*Directive*. Find how many lines in the material hold the word "Infantile", then state that number and nothing more.

---- Extracted data

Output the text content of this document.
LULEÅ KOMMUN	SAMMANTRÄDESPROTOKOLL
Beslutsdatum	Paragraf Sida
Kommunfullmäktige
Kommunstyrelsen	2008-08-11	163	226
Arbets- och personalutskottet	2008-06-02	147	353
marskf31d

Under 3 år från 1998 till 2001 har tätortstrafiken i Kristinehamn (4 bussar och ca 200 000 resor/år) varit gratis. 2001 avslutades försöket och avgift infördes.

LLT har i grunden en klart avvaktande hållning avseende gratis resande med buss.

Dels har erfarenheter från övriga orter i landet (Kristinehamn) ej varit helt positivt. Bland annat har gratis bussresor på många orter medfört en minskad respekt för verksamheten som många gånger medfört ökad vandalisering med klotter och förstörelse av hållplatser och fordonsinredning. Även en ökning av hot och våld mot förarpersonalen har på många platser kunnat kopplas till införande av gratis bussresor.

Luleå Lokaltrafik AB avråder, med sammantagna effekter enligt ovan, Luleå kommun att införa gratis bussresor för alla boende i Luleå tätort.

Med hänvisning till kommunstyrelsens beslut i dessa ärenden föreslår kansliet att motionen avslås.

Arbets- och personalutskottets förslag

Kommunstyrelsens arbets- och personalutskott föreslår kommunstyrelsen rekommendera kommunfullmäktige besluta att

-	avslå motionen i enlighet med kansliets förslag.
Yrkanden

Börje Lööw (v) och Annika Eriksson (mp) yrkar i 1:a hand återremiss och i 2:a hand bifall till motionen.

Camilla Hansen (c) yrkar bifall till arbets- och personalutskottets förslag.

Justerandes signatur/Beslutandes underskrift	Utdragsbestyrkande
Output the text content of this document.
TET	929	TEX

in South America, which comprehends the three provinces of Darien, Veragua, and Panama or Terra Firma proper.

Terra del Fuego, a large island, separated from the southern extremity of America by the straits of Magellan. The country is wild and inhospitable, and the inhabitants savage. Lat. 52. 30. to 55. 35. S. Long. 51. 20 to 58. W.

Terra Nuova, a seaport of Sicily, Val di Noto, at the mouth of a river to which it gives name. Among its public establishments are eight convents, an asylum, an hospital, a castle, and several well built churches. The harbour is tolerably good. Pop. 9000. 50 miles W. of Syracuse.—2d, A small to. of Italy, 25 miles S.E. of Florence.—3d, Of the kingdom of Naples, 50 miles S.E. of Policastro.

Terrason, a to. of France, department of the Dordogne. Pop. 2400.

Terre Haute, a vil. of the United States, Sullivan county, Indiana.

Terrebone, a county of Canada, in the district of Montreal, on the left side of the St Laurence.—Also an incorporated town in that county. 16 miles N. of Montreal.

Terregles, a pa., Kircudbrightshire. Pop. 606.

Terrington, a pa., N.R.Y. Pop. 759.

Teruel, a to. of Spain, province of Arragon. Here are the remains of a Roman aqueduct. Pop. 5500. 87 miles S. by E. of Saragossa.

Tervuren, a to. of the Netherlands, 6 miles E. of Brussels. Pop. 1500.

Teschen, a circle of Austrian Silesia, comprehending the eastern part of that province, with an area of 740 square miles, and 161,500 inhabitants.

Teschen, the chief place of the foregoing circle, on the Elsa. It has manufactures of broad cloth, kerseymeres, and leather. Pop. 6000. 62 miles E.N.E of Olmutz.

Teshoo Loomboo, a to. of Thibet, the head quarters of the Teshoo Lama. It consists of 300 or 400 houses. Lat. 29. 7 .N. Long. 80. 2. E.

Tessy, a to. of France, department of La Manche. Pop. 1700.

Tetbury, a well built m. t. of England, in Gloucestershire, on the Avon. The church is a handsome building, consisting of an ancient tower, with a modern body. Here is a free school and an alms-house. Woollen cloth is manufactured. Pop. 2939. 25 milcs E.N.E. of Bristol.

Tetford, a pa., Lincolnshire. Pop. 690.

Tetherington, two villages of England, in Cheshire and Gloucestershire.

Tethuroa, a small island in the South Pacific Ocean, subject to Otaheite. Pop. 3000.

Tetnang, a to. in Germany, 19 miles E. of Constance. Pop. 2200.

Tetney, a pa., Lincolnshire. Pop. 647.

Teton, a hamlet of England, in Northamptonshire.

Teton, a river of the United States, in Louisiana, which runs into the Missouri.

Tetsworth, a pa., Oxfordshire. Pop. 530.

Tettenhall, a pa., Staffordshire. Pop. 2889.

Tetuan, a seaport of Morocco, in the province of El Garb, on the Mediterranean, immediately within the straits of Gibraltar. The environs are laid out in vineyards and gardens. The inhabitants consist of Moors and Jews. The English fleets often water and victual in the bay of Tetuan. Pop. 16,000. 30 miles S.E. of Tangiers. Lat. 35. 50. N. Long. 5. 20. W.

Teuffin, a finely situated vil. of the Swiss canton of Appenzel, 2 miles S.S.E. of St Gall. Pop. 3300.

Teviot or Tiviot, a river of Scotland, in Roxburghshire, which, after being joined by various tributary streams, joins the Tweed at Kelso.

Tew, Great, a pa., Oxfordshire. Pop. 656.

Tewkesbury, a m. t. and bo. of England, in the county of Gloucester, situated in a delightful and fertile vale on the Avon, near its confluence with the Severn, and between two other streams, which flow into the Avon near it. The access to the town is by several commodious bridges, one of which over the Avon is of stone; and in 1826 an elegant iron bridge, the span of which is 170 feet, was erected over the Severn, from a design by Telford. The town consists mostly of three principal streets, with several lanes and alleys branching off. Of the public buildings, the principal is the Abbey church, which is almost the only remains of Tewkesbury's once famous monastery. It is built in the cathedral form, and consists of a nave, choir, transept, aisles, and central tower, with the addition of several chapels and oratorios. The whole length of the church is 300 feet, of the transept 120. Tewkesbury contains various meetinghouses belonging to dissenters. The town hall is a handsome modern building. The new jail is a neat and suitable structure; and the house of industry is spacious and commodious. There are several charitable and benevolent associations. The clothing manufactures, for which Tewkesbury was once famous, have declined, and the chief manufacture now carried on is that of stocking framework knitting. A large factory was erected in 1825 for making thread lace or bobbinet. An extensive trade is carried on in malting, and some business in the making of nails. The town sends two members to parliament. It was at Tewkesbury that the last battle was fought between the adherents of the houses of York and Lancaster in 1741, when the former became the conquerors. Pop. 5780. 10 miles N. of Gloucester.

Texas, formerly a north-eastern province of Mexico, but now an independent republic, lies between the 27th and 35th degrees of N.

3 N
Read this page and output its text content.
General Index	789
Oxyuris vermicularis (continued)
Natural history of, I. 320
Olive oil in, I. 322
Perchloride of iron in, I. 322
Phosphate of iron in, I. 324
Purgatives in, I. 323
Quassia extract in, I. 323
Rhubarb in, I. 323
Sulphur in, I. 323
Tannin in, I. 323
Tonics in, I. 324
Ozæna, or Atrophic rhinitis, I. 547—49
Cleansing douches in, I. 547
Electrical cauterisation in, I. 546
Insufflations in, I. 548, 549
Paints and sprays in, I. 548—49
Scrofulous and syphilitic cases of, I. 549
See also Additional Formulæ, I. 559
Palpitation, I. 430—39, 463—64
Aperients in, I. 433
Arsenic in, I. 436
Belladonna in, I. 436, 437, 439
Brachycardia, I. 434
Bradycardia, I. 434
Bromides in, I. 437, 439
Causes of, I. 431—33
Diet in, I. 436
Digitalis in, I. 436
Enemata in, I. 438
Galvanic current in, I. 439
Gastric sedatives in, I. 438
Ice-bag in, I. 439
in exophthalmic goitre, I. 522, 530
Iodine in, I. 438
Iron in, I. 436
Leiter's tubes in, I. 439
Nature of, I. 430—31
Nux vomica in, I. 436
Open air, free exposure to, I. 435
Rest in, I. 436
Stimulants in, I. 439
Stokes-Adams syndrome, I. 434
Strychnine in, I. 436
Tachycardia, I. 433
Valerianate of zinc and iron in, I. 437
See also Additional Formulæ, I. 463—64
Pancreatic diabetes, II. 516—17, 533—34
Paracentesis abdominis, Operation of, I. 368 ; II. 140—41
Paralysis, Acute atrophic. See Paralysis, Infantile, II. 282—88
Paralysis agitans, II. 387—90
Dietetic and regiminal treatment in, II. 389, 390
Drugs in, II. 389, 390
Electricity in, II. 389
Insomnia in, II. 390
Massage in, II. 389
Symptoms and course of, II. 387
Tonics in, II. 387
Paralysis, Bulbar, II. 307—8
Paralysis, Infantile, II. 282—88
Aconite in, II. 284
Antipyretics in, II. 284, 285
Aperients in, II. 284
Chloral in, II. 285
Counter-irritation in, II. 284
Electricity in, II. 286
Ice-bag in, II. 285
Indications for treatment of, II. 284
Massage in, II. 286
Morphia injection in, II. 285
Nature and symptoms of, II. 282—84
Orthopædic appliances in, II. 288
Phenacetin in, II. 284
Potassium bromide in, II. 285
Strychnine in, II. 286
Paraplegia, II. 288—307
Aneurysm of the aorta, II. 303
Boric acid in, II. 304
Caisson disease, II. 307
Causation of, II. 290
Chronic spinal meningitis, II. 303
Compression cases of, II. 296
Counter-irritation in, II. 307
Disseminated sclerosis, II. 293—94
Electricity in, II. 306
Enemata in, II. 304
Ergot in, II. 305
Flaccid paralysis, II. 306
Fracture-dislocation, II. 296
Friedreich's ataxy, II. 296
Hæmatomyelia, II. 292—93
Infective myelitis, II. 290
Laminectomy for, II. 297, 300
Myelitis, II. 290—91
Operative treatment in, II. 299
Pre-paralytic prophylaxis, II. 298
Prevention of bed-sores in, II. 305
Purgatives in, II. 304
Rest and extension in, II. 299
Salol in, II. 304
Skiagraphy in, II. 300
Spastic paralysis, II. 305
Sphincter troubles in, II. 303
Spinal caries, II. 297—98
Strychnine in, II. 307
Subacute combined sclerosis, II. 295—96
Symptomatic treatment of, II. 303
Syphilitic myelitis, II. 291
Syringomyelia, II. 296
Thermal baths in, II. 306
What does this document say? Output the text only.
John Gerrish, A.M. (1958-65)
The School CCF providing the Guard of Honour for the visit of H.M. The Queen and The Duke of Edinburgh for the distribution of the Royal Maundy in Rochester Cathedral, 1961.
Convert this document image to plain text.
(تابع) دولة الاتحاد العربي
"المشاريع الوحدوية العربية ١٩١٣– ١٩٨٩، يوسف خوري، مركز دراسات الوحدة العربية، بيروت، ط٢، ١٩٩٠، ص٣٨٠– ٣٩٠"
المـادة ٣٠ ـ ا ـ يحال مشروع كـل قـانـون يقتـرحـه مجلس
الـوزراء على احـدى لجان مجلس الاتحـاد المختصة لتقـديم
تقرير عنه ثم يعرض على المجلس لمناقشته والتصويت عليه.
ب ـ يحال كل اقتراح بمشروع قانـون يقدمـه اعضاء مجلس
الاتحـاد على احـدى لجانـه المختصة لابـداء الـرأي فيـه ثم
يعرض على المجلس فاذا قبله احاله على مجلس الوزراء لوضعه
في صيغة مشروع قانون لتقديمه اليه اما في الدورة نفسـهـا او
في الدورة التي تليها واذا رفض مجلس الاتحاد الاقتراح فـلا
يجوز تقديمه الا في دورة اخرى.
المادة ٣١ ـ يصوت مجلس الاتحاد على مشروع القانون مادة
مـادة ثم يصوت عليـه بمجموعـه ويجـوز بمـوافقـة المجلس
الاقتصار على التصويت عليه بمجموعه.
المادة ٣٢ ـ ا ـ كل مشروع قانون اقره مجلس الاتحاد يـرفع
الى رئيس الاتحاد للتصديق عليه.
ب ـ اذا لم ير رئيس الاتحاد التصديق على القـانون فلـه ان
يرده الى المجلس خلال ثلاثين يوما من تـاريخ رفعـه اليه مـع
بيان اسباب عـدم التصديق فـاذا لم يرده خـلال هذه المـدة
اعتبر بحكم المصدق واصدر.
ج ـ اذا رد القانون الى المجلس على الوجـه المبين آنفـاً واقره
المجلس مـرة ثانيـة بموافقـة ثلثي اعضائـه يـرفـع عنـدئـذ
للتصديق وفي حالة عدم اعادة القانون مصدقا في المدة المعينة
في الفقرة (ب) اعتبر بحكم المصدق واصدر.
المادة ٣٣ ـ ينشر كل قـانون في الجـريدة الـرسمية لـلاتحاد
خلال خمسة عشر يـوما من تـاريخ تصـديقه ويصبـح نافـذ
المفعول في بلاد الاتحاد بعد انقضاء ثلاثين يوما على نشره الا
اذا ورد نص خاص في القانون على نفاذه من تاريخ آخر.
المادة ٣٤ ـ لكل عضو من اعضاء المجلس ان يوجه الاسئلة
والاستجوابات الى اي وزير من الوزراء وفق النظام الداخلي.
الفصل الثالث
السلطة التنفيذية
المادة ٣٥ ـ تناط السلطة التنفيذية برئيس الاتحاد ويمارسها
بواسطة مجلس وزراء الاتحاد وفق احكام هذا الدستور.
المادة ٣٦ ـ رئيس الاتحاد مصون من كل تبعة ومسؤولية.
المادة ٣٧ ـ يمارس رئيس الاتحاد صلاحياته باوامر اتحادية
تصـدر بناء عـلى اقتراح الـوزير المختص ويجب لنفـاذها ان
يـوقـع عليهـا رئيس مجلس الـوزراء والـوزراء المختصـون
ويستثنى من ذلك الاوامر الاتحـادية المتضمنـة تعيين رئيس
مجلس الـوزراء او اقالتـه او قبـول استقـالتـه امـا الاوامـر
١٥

--------

*Task output*. 2